Lines of data
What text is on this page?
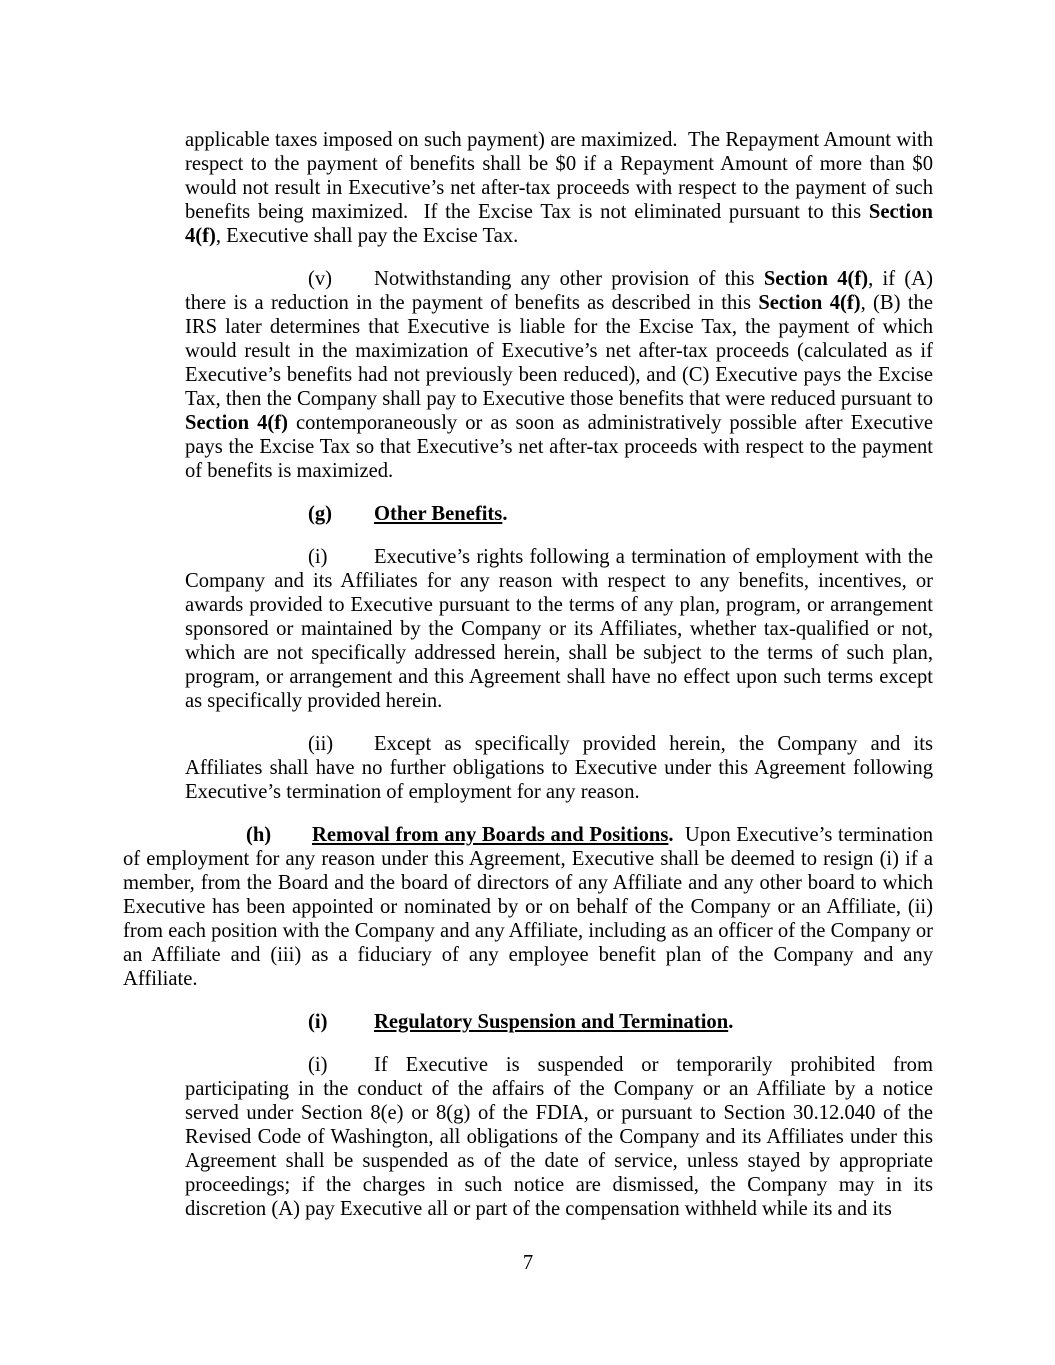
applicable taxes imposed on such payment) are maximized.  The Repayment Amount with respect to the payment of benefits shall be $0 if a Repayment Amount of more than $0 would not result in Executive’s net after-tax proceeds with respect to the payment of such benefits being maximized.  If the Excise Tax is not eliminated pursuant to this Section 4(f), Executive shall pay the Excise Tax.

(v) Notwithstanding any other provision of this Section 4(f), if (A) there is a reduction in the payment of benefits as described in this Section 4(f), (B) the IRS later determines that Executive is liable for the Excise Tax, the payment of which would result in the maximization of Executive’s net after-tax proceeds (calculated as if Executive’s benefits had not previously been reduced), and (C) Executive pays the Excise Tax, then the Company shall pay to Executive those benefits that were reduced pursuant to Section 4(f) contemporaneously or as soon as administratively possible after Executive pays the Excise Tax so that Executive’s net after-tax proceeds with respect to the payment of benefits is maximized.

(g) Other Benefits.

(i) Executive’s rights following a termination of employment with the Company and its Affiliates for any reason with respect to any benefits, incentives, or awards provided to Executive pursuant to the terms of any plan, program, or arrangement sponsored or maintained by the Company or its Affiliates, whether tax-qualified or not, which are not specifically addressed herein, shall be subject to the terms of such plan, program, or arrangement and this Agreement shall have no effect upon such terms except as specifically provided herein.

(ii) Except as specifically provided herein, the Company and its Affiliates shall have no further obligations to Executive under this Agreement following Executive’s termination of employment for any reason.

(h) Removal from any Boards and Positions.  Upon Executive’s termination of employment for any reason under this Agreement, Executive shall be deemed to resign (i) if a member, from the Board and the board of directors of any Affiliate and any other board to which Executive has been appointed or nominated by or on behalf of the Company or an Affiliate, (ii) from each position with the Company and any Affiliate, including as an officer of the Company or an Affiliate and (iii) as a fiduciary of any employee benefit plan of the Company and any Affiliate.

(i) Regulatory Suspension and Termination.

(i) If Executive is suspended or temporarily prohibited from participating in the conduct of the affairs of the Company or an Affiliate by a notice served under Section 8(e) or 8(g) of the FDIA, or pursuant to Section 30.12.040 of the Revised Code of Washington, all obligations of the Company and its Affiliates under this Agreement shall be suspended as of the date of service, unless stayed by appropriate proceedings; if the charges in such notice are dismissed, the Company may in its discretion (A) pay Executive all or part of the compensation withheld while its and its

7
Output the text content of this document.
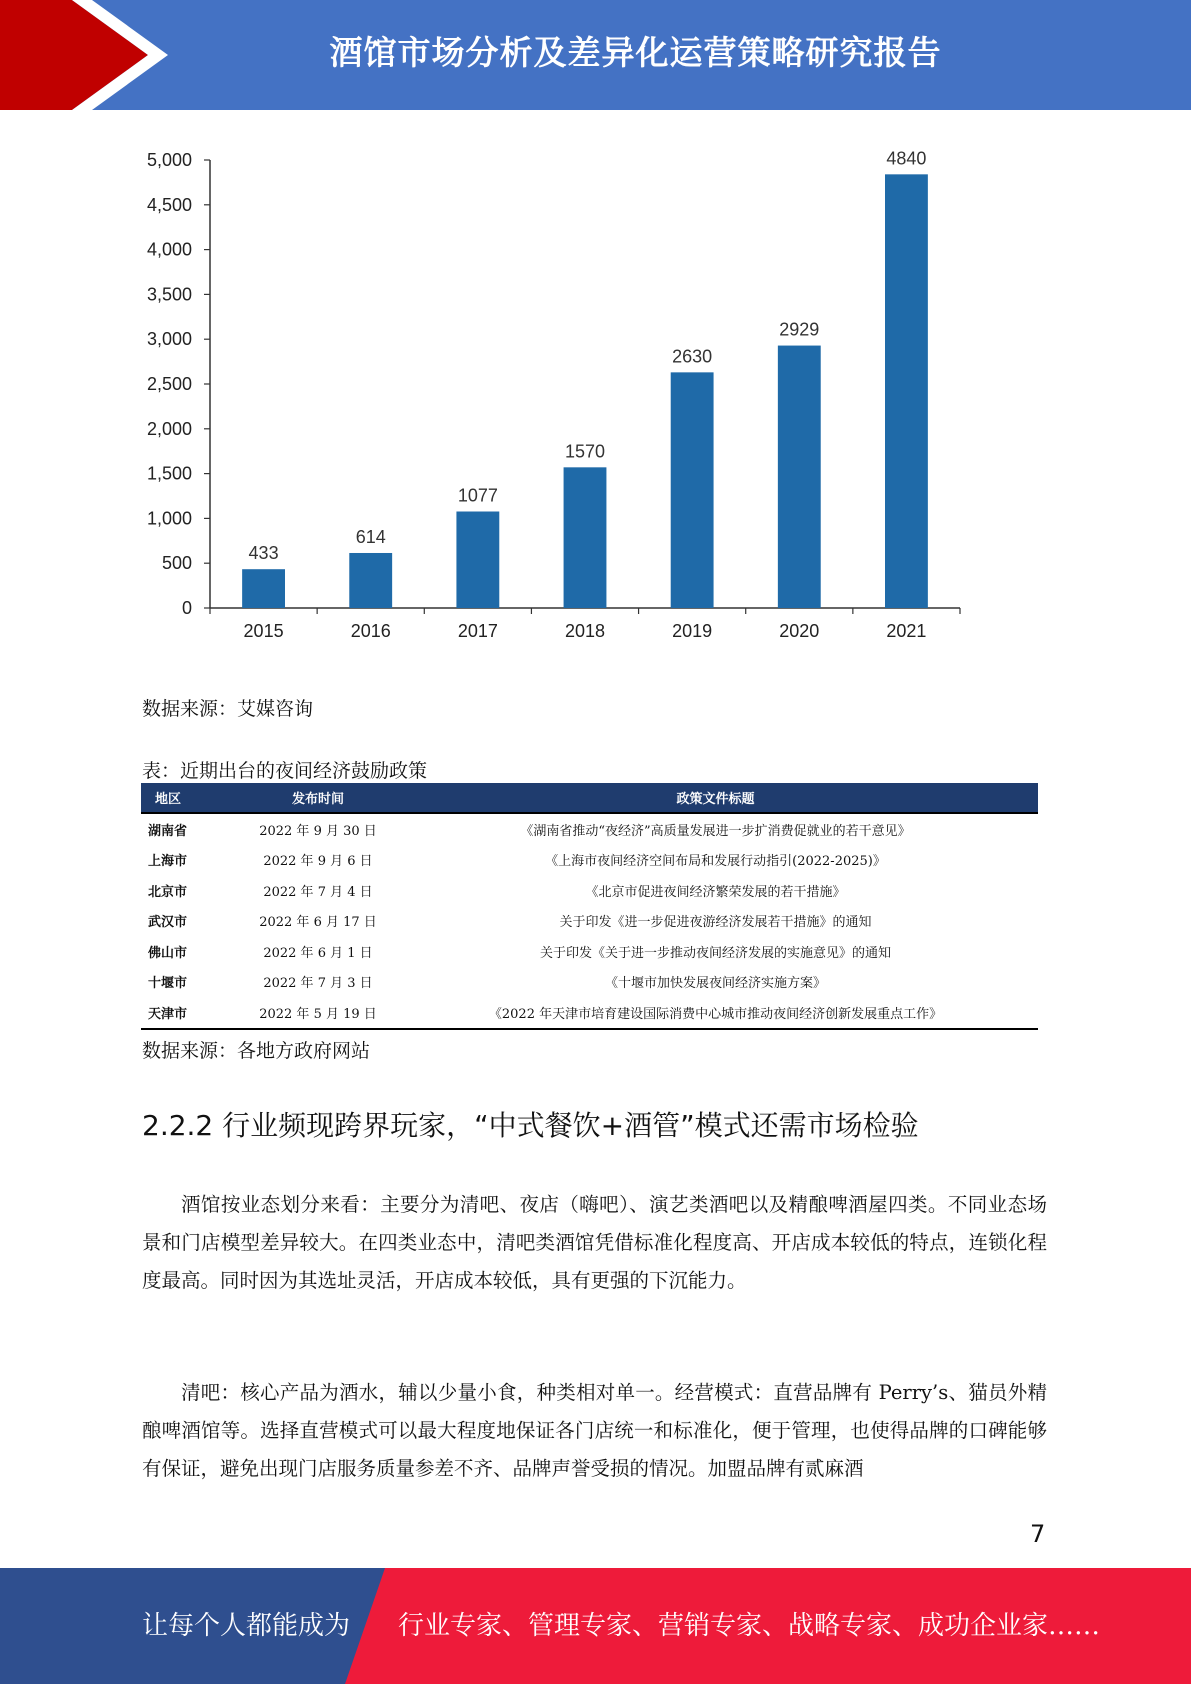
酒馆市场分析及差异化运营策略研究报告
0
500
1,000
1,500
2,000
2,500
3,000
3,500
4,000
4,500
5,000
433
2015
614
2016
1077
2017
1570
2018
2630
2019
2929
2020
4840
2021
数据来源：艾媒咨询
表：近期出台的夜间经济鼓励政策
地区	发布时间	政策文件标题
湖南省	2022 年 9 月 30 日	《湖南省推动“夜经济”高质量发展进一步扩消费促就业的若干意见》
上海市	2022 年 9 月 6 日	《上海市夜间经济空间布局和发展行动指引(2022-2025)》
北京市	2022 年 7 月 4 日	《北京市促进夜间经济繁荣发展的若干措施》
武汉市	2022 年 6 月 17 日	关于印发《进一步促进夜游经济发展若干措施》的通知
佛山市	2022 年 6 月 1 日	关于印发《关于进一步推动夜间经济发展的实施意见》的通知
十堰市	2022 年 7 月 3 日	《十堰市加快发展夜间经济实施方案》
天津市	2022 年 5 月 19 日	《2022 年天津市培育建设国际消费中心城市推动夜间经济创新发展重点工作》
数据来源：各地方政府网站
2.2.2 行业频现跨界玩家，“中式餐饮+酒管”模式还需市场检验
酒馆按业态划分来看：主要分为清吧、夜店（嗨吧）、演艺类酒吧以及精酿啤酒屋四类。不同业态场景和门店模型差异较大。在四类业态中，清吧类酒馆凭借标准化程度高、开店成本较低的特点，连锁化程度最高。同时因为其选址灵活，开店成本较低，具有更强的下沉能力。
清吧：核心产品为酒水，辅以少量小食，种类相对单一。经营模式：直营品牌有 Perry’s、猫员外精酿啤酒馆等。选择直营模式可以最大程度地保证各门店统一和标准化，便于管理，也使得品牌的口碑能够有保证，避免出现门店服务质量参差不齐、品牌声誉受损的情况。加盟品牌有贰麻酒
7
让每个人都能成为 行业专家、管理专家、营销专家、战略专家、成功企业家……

§ **EXERCISE PROMPT**
Copy, exactly and exclusively, the lines beginning with the one that contains "Output the text content of this document." and ending with the last line of the listing; pictures are to be omitted.

§ **WRITTEN ANSWER**
Output the text content of this document.
酒馆市场分析及差异化运营策略研究报告
0
500
1,000
1,500
2,000
2,500
3,000
3,500
4,000
4,500
5,000
433
2015
614
2016
1077
2017
1570
2018
2630
2019
2929
2020
4840
2021
数据来源：艾媒咨询
表：近期出台的夜间经济鼓励政策
地区	发布时间	政策文件标题
湖南省	2022 年 9 月 30 日	《湖南省推动“夜经济”高质量发展进一步扩消费促就业的若干意见》
上海市	2022 年 9 月 6 日	《上海市夜间经济空间布局和发展行动指引(2022-2025)》
北京市	2022 年 7 月 4 日	《北京市促进夜间经济繁荣发展的若干措施》
武汉市	2022 年 6 月 17 日	关于印发《进一步促进夜游经济发展若干措施》的通知
佛山市	2022 年 6 月 1 日	关于印发《关于进一步推动夜间经济发展的实施意见》的通知
十堰市	2022 年 7 月 3 日	《十堰市加快发展夜间经济实施方案》
天津市	2022 年 5 月 19 日	《2022 年天津市培育建设国际消费中心城市推动夜间经济创新发展重点工作》
数据来源：各地方政府网站
2.2.2 行业频现跨界玩家，“中式餐饮+酒管”模式还需市场检验
酒馆按业态划分来看：主要分为清吧、夜店（嗨吧）、演艺类酒吧以及精酿啤酒屋四类。不同业态场景和门店模型差异较大。在四类业态中，清吧类酒馆凭借标准化程度高、开店成本较低的特点，连锁化程度最高。同时因为其选址灵活，开店成本较低，具有更强的下沉能力。
清吧：核心产品为酒水，辅以少量小食，种类相对单一。经营模式：直营品牌有 Perry’s、猫员外精酿啤酒馆等。选择直营模式可以最大程度地保证各门店统一和标准化，便于管理，也使得品牌的口碑能够有保证，避免出现门店服务质量参差不齐、品牌声誉受损的情况。加盟品牌有贰麻酒
7
让每个人都能成为 行业专家、管理专家、营销专家、战略专家、成功企业家……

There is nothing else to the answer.